╔══

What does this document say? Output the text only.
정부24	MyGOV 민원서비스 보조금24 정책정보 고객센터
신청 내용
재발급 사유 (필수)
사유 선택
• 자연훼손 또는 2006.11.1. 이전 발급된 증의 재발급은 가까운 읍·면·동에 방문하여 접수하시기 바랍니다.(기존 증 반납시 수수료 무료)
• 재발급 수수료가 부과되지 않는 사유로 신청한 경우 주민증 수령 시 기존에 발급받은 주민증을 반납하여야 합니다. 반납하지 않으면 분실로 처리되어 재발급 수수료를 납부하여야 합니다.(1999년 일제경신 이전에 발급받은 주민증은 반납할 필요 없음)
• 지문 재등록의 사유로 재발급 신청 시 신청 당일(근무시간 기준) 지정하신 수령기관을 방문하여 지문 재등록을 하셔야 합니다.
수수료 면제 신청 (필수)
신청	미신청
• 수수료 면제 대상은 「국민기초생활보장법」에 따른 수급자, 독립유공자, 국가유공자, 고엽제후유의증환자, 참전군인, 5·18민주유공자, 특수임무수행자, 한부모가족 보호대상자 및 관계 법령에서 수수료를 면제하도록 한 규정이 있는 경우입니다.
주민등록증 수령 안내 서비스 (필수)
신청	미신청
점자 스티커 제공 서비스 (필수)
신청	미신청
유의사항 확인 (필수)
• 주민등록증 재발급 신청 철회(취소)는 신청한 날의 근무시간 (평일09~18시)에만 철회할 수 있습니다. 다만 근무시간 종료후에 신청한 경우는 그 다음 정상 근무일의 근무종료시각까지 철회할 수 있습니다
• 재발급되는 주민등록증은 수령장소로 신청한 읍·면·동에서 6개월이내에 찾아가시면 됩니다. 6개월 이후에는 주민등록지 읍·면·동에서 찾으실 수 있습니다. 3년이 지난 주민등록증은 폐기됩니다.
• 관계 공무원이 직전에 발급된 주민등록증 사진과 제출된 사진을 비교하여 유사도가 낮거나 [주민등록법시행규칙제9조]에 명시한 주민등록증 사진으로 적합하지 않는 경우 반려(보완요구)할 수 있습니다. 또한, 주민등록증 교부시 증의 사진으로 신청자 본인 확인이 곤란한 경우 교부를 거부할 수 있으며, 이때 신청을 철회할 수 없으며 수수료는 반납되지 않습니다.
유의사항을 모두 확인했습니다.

╚══

▶ _Written problem_
Type the whole listing again, unaltered.

▶ _Response to this exercise_
What does this document say? Output the text only.
정부24	MyGOV 민원서비스 보조금24 정책정보 고객센터
신청 내용
재발급 사유 (필수)
사유 선택
• 자연훼손 또는 2006.11.1. 이전 발급된 증의 재발급은 가까운 읍·면·동에 방문하여 접수하시기 바랍니다.(기존 증 반납시 수수료 무료)
• 재발급 수수료가 부과되지 않는 사유로 신청한 경우 주민증 수령 시 기존에 발급받은 주민증을 반납하여야 합니다. 반납하지 않으면 분실로 처리되어 재발급 수수료를 납부하여야 합니다.(1999년 일제경신 이전에 발급받은 주민증은 반납할 필요 없음)
• 지문 재등록의 사유로 재발급 신청 시 신청 당일(근무시간 기준) 지정하신 수령기관을 방문하여 지문 재등록을 하셔야 합니다.
수수료 면제 신청 (필수)
신청	미신청
• 수수료 면제 대상은 「국민기초생활보장법」에 따른 수급자, 독립유공자, 국가유공자, 고엽제후유의증환자, 참전군인, 5·18민주유공자, 특수임무수행자, 한부모가족 보호대상자 및 관계 법령에서 수수료를 면제하도록 한 규정이 있는 경우입니다.
주민등록증 수령 안내 서비스 (필수)
신청	미신청
점자 스티커 제공 서비스 (필수)
신청	미신청
유의사항 확인 (필수)
• 주민등록증 재발급 신청 철회(취소)는 신청한 날의 근무시간 (평일09~18시)에만 철회할 수 있습니다. 다만 근무시간 종료후에 신청한 경우는 그 다음 정상 근무일의 근무종료시각까지 철회할 수 있습니다
• 재발급되는 주민등록증은 수령장소로 신청한 읍·면·동에서 6개월이내에 찾아가시면 됩니다. 6개월 이후에는 주민등록지 읍·면·동에서 찾으실 수 있습니다. 3년이 지난 주민등록증은 폐기됩니다.
• 관계 공무원이 직전에 발급된 주민등록증 사진과 제출된 사진을 비교하여 유사도가 낮거나 [주민등록법시행규칙제9조]에 명시한 주민등록증 사진으로 적합하지 않는 경우 반려(보완요구)할 수 있습니다. 또한, 주민등록증 교부시 증의 사진으로 신청자 본인 확인이 곤란한 경우 교부를 거부할 수 있으며, 이때 신청을 철회할 수 없으며 수수료는 반납되지 않습니다.
유의사항을 모두 확인했습니다.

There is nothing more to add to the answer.